THE EXERCISE: Retype each line of the material exactly, please, skipping any picture in it.

MATERIAL FOR THIS EXERCISE:
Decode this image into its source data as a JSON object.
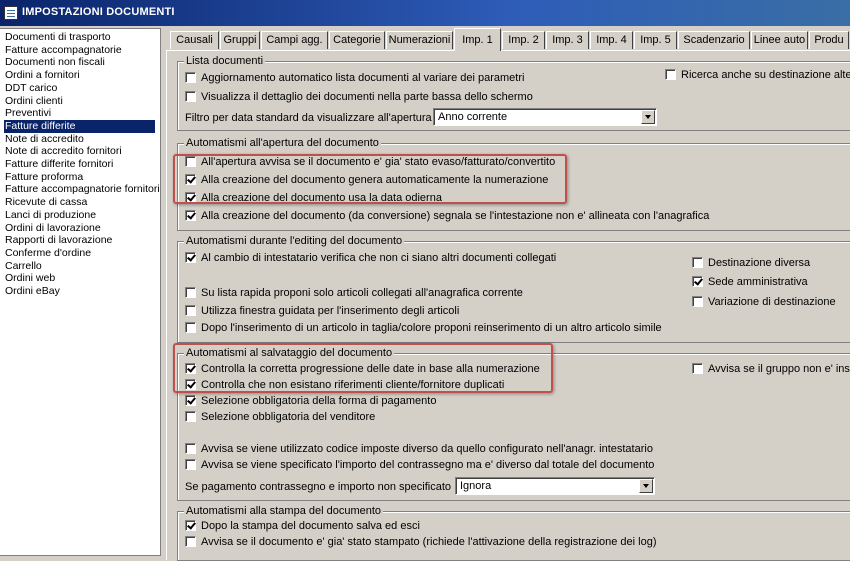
{
  "window": {
    "title": "IMPOSTAZIONI DOCUMENTI"
  },
  "document_types": [
    "Documenti di trasporto",
    "Fatture accompagnatorie",
    "Documenti non fiscali",
    "Ordini a fornitori",
    "DDT carico",
    "Ordini clienti",
    "Preventivi",
    "Fatture differite",
    "Note di accredito",
    "Note di accredito fornitori",
    "Fatture differite fornitori",
    "Fatture proforma",
    "Fatture accompagnatorie fornitori",
    "Ricevute di cassa",
    "Lanci di produzione",
    "Ordini di lavorazione",
    "Rapporti di lavorazione",
    "Conferme d'ordine",
    "Carrello",
    "Ordini web",
    "Ordini eBay"
  ],
  "selected_document_type": "Fatture differite",
  "tabs": [
    "Causali",
    "Gruppi",
    "Campi agg.",
    "Categorie",
    "Numerazioni",
    "Imp. 1",
    "Imp. 2",
    "Imp. 3",
    "Imp. 4",
    "Imp. 5",
    "Scadenzario",
    "Linee auto",
    "Produ"
  ],
  "active_tab": "Imp. 1",
  "lista": {
    "title": "Lista documenti",
    "aggiornamento": {
      "label": "Aggiornamento automatico lista documenti al variare dei parametri",
      "checked": false
    },
    "visualizza": {
      "label": "Visualizza il dettaglio dei documenti nella parte bassa dello schermo",
      "checked": false
    },
    "ricerca": {
      "label": "Ricerca anche su destinazione alter",
      "checked": false
    },
    "filter_label": "Filtro per data standard da visualizzare all'apertura :",
    "filter_value": "Anno corrente"
  },
  "apertura": {
    "title": "Automatismi all'apertura del documento",
    "items": [
      {
        "label": "All'apertura avvisa se il documento e' gia' stato evaso/fatturato/convertito",
        "checked": false
      },
      {
        "label": "Alla creazione del documento genera automaticamente la numerazione",
        "checked": true
      },
      {
        "label": "Alla creazione del documento usa la data odierna",
        "checked": true
      },
      {
        "label": "Alla creazione del documento (da conversione) segnala se l'intestazione non e' allineata con l'anagrafica",
        "checked": true
      }
    ]
  },
  "editing": {
    "title": "Automatismi durante l'editing del documento",
    "items": [
      {
        "label": "Al cambio di intestatario verifica che non ci siano altri documenti collegati",
        "checked": true
      },
      {
        "label": "Su lista rapida proponi solo articoli collegati all'anagrafica corrente",
        "checked": false
      },
      {
        "label": "Utilizza finestra guidata per l'inserimento degli articoli",
        "checked": false
      },
      {
        "label": "Dopo l'inserimento di un articolo in taglia/colore proponi reinserimento di un altro articolo simile",
        "checked": false
      }
    ],
    "right": [
      {
        "label": "Destinazione diversa",
        "checked": false
      },
      {
        "label": "Sede amministrativa",
        "checked": true
      },
      {
        "label": "Variazione di destinazione",
        "checked": false
      }
    ]
  },
  "salvataggio": {
    "title": "Automatismi al salvataggio del documento",
    "items": [
      {
        "label": "Controlla la corretta progressione delle date in base alla numerazione",
        "checked": true
      },
      {
        "label": "Controlla che non esistano riferimenti cliente/fornitore duplicati",
        "checked": true
      },
      {
        "label": "Selezione obbligatoria della forma di pagamento",
        "checked": true
      },
      {
        "label": "Selezione obbligatoria del venditore",
        "checked": false
      },
      {
        "label": "Avvisa se viene utilizzato codice imposte diverso da quello configurato nell'anagr. intestatario",
        "checked": false
      },
      {
        "label": "Avvisa se viene specificato l'importo del contrassegno ma e' diverso dal totale del documento",
        "checked": false
      }
    ],
    "avvisa_gruppo": {
      "label": "Avvisa se il gruppo non e' inse",
      "checked": false
    },
    "contrassegno_label": "Se pagamento contrassegno e importo non specificato :",
    "contrassegno_value": "Ignora"
  },
  "stampa": {
    "title": "Automatismi alla stampa del documento",
    "items": [
      {
        "label": "Dopo la stampa del documento salva ed esci",
        "checked": true
      },
      {
        "label": "Avvisa se il documento e' gia' stato stampato (richiede l'attivazione della registrazione dei log)",
        "checked": false
      }
    ]
  },
  "annotation_color": "#c0504d"
}
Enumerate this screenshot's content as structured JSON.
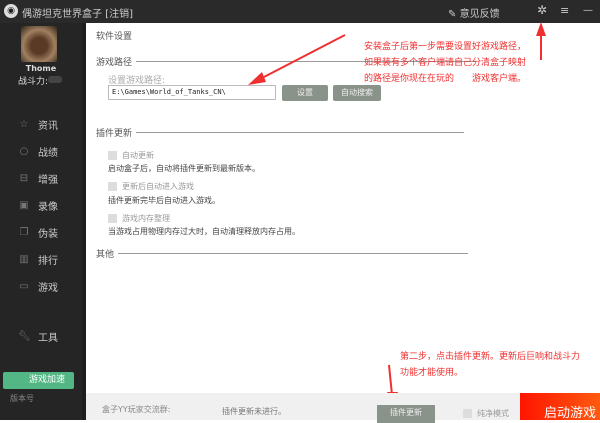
{
  "window": {
    "title": "偶游坦克世界盒子 [注销]",
    "feedback": "意见反馈"
  },
  "user": {
    "name": "Thome",
    "power_label": "战斗力:"
  },
  "sidebar": {
    "items": [
      {
        "label": "资讯",
        "icon": "star-icon"
      },
      {
        "label": "战绩",
        "icon": "search-icon"
      },
      {
        "label": "增强",
        "icon": "briefcase-icon"
      },
      {
        "label": "录像",
        "icon": "play-icon"
      },
      {
        "label": "伪装",
        "icon": "layers-icon"
      },
      {
        "label": "排行",
        "icon": "bar-chart-icon"
      },
      {
        "label": "游戏",
        "icon": "gamepad-icon"
      }
    ],
    "tools": "工具",
    "accelerate": "游戏加速",
    "version": "版本号"
  },
  "main": {
    "heading": "软件设置",
    "game_path": {
      "section": "游戏路径",
      "label": "设置游戏路径:",
      "value": "E:\\Games\\World_of_Tanks_CN\\",
      "set_button": "设置",
      "auto_button": "自动搜索"
    },
    "plugin": {
      "section": "插件更新",
      "options": [
        {
          "label": "自动更新",
          "desc": "启动盒子后，自动将插件更新到最新版本。",
          "checked": false
        },
        {
          "label": "更新后自动进入游戏",
          "desc": "插件更新完毕后自动进入游戏。",
          "checked": false
        },
        {
          "label": "游戏内存整理",
          "desc": "当游戏占用物理内存过大时，自动清理释放内存占用。",
          "checked": false
        }
      ]
    },
    "other": {
      "section": "其他"
    }
  },
  "annotations": {
    "note1_l1": "安装盒子后第一步需要设置好游戏路径，",
    "note1_l2": "如果装有多个客户端请自己分清盒子映射",
    "note1_l3": "的路径是你现在在玩的　　游戏客户端。",
    "note2_l1": "第二步，点击插件更新。更新后巨响和战斗力",
    "note2_l2": "功能才能使用。",
    "color": "#f03030"
  },
  "bottom": {
    "group": "盒子YY玩家交流群:",
    "status": "插件更新未进行。",
    "update_button": "插件更新",
    "pure_mode": "纯净模式",
    "start_button": "启动游戏"
  }
}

ANSWER TO THE TASK:
Decode this image into its source data as a JSON object.
{
  "window": {
    "title": "IMPOSTAZIONI DOCUMENTI"
  },
  "document_types": [
    "Documenti di trasporto",
    "Fatture accompagnatorie",
    "Documenti non fiscali",
    "Ordini a fornitori",
    "DDT carico",
    "Ordini clienti",
    "Preventivi",
    "Fatture differite",
    "Note di accredito",
    "Note di accredito fornitori",
    "Fatture differite fornitori",
    "Fatture proforma",
    "Fatture accompagnatorie fornitori",
    "Ricevute di cassa",
    "Lanci di produzione",
    "Ordini di lavorazione",
    "Rapporti di lavorazione",
    "Conferme d'ordine",
    "Carrello",
    "Ordini web",
    "Ordini eBay"
  ],
  "selected_document_type": "Fatture differite",
  "tabs": [
    "Causali",
    "Gruppi",
    "Campi agg.",
    "Categorie",
    "Numerazioni",
    "Imp. 1",
    "Imp. 2",
    "Imp. 3",
    "Imp. 4",
    "Imp. 5",
    "Scadenzario",
    "Linee auto",
    "Produ"
  ],
  "active_tab": "Imp. 1",
  "lista": {
    "title": "Lista documenti",
    "aggiornamento": {
      "label": "Aggiornamento automatico lista documenti al variare dei parametri",
      "checked": false
    },
    "visualizza": {
      "label": "Visualizza il dettaglio dei documenti nella parte bassa dello schermo",
      "checked": false
    },
    "ricerca": {
      "label": "Ricerca anche su destinazione alter",
      "checked": false
    },
    "filter_label": "Filtro per data standard da visualizzare all'apertura :",
    "filter_value": "Anno corrente"
  },
  "apertura": {
    "title": "Automatismi all'apertura del documento",
    "items": [
      {
        "label": "All'apertura avvisa se il documento e' gia' stato evaso/fatturato/convertito",
        "checked": false
      },
      {
        "label": "Alla creazione del documento genera automaticamente la numerazione",
        "checked": true
      },
      {
        "label": "Alla creazione del documento usa la data odierna",
        "checked": true
      },
      {
        "label": "Alla creazione del documento (da conversione) segnala se l'intestazione non e' allineata con l'anagrafica",
        "checked": true
      }
    ]
  },
  "editing": {
    "title": "Automatismi durante l'editing del documento",
    "items": [
      {
        "label": "Al cambio di intestatario verifica che non ci siano altri documenti collegati",
        "checked": true
      },
      {
        "label": "Su lista rapida proponi solo articoli collegati all'anagrafica corrente",
        "checked": false
      },
      {
        "label": "Utilizza finestra guidata per l'inserimento degli articoli",
        "checked": false
      },
      {
        "label": "Dopo l'inserimento di un articolo in taglia/colore proponi reinserimento di un altro articolo simile",
        "checked": false
      }
    ],
    "right": [
      {
        "label": "Destinazione diversa",
        "checked": false
      },
      {
        "label": "Sede amministrativa",
        "checked": true
      },
      {
        "label": "Variazione di destinazione",
        "checked": false
      }
    ]
  },
  "salvataggio": {
    "title": "Automatismi al salvataggio del documento",
    "items": [
      {
        "label": "Controlla la corretta progressione delle date in base alla numerazione",
        "checked": true
      },
      {
        "label": "Controlla che non esistano riferimenti cliente/fornitore duplicati",
        "checked": true
      },
      {
        "label": "Selezione obbligatoria della forma di pagamento",
        "checked": true
      },
      {
        "label": "Selezione obbligatoria del venditore",
        "checked": false
      },
      {
        "label": "Avvisa se viene utilizzato codice imposte diverso da quello configurato nell'anagr. intestatario",
        "checked": false
      },
      {
        "label": "Avvisa se viene specificato l'importo del contrassegno ma e' diverso dal totale del documento",
        "checked": false
      }
    ],
    "avvisa_gruppo": {
      "label": "Avvisa se il gruppo non e' inse",
      "checked": false
    },
    "contrassegno_label": "Se pagamento contrassegno e importo non specificato :",
    "contrassegno_value": "Ignora"
  },
  "stampa": {
    "title": "Automatismi alla stampa del documento",
    "items": [
      {
        "label": "Dopo la stampa del documento salva ed esci",
        "checked": true
      },
      {
        "label": "Avvisa se il documento e' gia' stato stampato (richiede l'attivazione della registrazione dei log)",
        "checked": false
      }
    ]
  },
  "annotation_color": "#c0504d"
}
Enumerate this screenshot's content as structured JSON.
{
  "window": {
    "title": "偶游坦克世界盒子 [注销]",
    "feedback": "意见反馈"
  },
  "user": {
    "name": "Thome",
    "power_label": "战斗力:"
  },
  "sidebar": {
    "items": [
      {
        "label": "资讯",
        "icon": "star-icon"
      },
      {
        "label": "战绩",
        "icon": "search-icon"
      },
      {
        "label": "增强",
        "icon": "briefcase-icon"
      },
      {
        "label": "录像",
        "icon": "play-icon"
      },
      {
        "label": "伪装",
        "icon": "layers-icon"
      },
      {
        "label": "排行",
        "icon": "bar-chart-icon"
      },
      {
        "label": "游戏",
        "icon": "gamepad-icon"
      }
    ],
    "tools": "工具",
    "accelerate": "游戏加速",
    "version": "版本号"
  },
  "main": {
    "heading": "软件设置",
    "game_path": {
      "section": "游戏路径",
      "label": "设置游戏路径:",
      "value": "E:\\Games\\World_of_Tanks_CN\\",
      "set_button": "设置",
      "auto_button": "自动搜索"
    },
    "plugin": {
      "section": "插件更新",
      "options": [
        {
          "label": "自动更新",
          "desc": "启动盒子后，自动将插件更新到最新版本。",
          "checked": false
        },
        {
          "label": "更新后自动进入游戏",
          "desc": "插件更新完毕后自动进入游戏。",
          "checked": false
        },
        {
          "label": "游戏内存整理",
          "desc": "当游戏占用物理内存过大时，自动清理释放内存占用。",
          "checked": false
        }
      ]
    },
    "other": {
      "section": "其他"
    }
  },
  "annotations": {
    "note1_l1": "安装盒子后第一步需要设置好游戏路径，",
    "note1_l2": "如果装有多个客户端请自己分清盒子映射",
    "note1_l3": "的路径是你现在在玩的　　游戏客户端。",
    "note2_l1": "第二步，点击插件更新。更新后巨响和战斗力",
    "note2_l2": "功能才能使用。",
    "color": "#f03030"
  },
  "bottom": {
    "group": "盒子YY玩家交流群:",
    "status": "插件更新未进行。",
    "update_button": "插件更新",
    "pure_mode": "纯净模式",
    "start_button": "启动游戏"
  }
}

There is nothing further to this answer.